### Source records
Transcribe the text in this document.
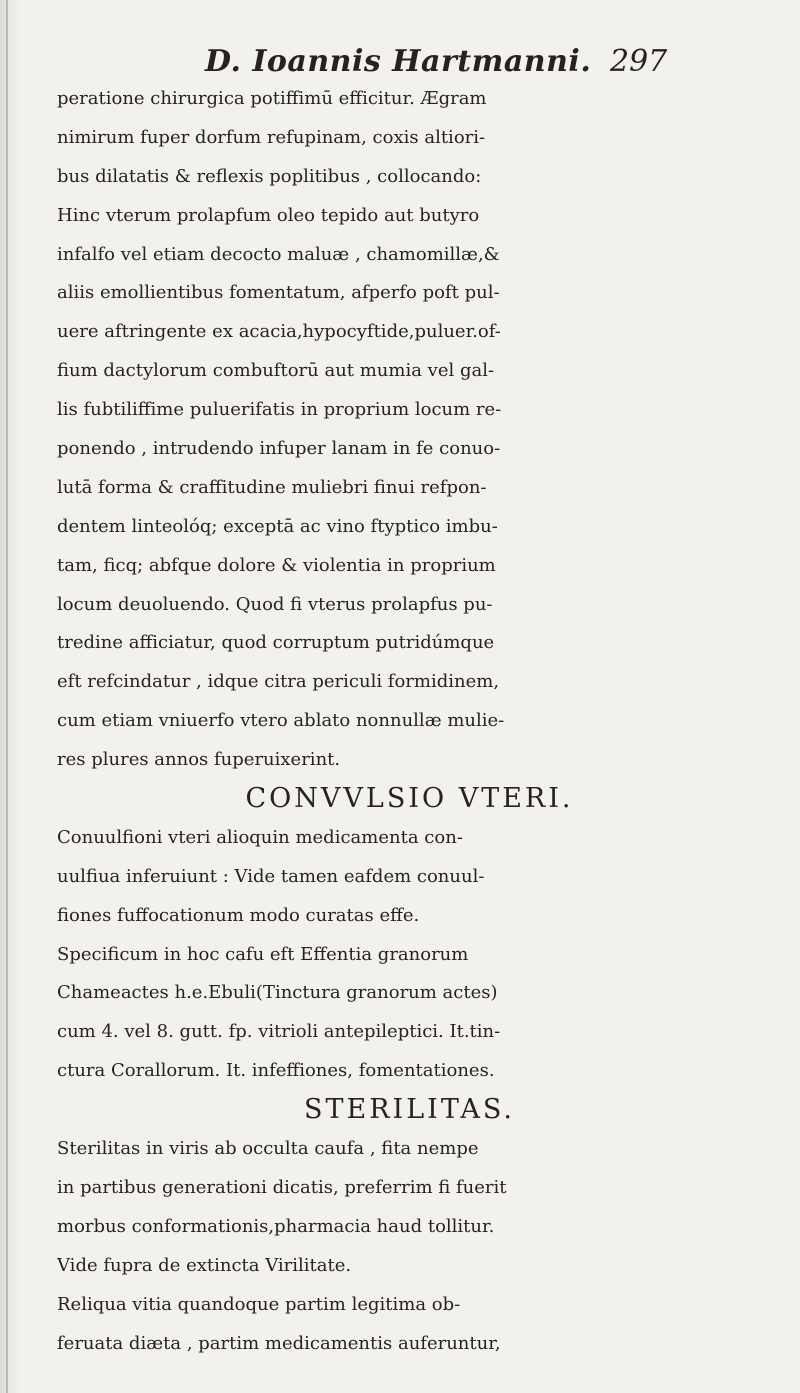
D. Ioannis Hartmanni. 297
peratione chirurgica potiffimū efficitur. Ægram
nimirum fuper dorfum refupinam, coxis altiori-
bus dilatatis & reflexis poplitibus , collocando:
Hinc vterum prolapfum oleo tepido aut butyro
infalfo vel etiam decocto maluæ , chamomillæ,&
aliis emollientibus fomentatum, afperfo poft pul-
uere aftringente ex acacia,hypocyftide,puluer.of-
fium dactylorum combuftorū aut mumia vel gal-
lis fubtiliffime puluerifatis in proprium locum re-
ponendo , intrudendo infuper lanam in fe conuo-
lutā forma & craffitudine muliebri finui refpon-
dentem linteolóq; exceptā ac vino ftyptico imbu-
tam, ficq; abfque dolore & violentia in proprium
locum deuoluendo. Quod fi vterus prolapfus pu-
tredine afficiatur, quod corruptum putridúmque
eft refcindatur , idque citra periculi formidinem,
cum etiam vniuerfo vtero ablato nonnullæ mulie-
res plures annos fuperuixerint.
CONVVLSIO VTERI.
Conuulfioni vteri alioquin medicamenta con-
uulfiua inferuiunt : Vide tamen eafdem conuul-
fiones fuffocationum modo curatas effe.
Specificum in hoc cafu eft Effentia granorum
Chameactes h.e.Ebuli(Tinctura granorum actes)
cum 4. vel 8. gutt. fp. vitrioli antepileptici. It.tin-
ctura Corallorum. It. infeffiones, fomentationes.
STERILITAS.
Sterilitas in viris ab occulta caufa , fita nempe
in partibus generationi dicatis, preferrim fi fuerit
morbus conformationis,pharmacia haud tollitur.
Vide fupra de extincta Virilitate.
Reliqua vitia quandoque partim legitima ob-
feruata diæta , partim medicamentis auferuntur,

### Exercise instructions
Scan the material above. Extract every line in which the word "partim" occurs.

### Exercise response
Reliqua vitia quandoque partim legitima ob-
feruata diæta , partim medicamentis auferuntur,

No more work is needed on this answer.